◆ **WORK INSTRUCTIONS**
Using the entries that follow, collect the lines where the word "Pictures" appears.

* START SUPPLIED RECORDS *

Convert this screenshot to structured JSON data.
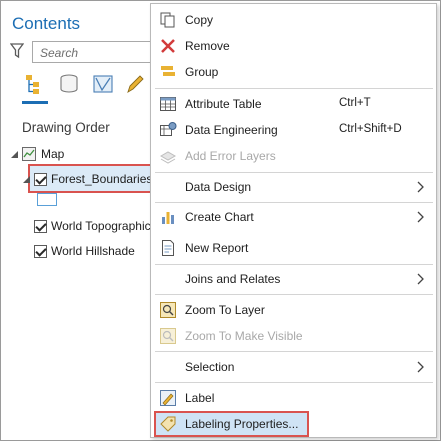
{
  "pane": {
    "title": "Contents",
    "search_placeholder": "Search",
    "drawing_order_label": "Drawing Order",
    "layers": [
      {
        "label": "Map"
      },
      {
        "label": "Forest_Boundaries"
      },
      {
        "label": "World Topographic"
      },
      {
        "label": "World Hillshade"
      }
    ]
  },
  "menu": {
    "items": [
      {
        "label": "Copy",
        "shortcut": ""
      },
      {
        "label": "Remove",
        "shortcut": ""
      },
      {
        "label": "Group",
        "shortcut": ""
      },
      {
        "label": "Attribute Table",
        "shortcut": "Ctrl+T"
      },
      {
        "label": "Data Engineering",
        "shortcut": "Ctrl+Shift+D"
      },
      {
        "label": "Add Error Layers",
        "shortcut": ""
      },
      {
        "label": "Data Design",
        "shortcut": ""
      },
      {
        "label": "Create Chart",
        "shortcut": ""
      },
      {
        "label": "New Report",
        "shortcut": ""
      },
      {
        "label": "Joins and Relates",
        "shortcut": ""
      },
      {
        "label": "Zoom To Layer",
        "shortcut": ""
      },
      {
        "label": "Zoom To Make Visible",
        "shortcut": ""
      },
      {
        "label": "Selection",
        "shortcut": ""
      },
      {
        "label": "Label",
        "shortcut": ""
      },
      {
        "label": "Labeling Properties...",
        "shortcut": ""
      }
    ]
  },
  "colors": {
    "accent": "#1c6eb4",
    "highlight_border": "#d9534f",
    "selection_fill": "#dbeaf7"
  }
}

* END SUPPLIED RECORDS *
* START SUPPLIED RECORDS *

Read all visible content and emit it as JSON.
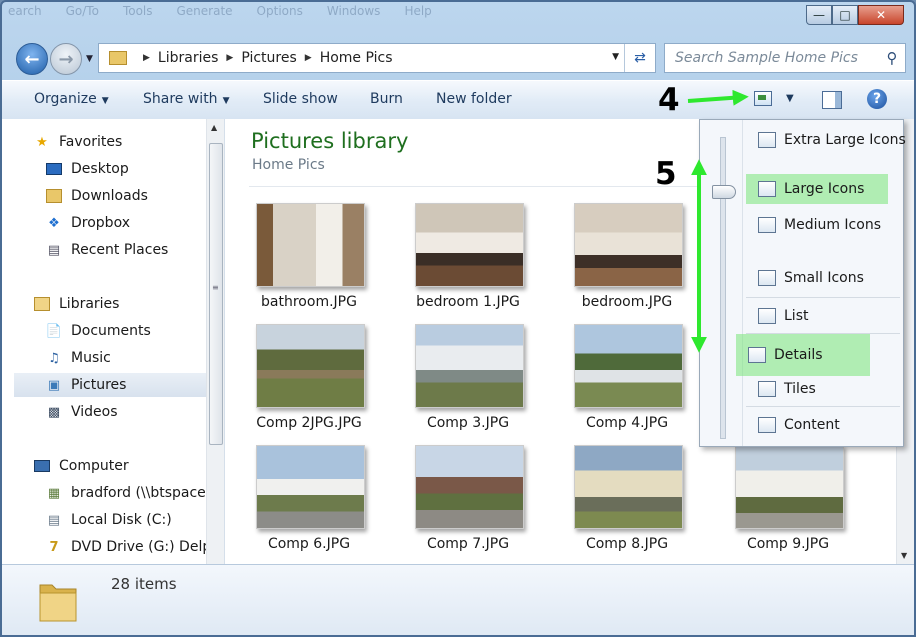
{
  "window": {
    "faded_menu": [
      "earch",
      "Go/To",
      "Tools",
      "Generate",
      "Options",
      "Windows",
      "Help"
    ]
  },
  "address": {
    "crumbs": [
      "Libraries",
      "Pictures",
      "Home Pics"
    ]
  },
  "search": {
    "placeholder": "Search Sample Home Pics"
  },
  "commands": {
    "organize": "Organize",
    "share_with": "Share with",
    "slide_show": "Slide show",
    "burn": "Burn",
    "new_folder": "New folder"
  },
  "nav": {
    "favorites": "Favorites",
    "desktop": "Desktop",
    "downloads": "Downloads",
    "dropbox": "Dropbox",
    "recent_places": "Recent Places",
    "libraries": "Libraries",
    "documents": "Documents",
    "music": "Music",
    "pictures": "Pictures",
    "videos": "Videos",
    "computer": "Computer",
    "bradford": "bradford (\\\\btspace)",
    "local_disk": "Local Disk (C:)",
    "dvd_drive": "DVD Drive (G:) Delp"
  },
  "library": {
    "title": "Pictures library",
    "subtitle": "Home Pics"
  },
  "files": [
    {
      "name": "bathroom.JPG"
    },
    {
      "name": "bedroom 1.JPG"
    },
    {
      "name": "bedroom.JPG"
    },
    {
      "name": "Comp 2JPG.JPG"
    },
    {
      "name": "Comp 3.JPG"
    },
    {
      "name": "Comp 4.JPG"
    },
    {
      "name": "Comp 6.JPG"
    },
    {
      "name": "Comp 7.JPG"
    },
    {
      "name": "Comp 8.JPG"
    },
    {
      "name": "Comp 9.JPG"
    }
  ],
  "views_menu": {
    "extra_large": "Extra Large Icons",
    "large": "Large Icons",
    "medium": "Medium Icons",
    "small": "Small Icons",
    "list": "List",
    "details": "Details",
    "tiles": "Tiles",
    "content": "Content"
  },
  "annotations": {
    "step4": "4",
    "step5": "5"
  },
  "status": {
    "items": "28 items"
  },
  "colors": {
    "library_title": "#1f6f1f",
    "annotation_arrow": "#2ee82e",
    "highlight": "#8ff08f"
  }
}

* END SUPPLIED RECORDS *

◆ **COMPLETE RESPONSE**
      "Pictures",
    "pictures": "Pictures",
    "title": "Pictures library",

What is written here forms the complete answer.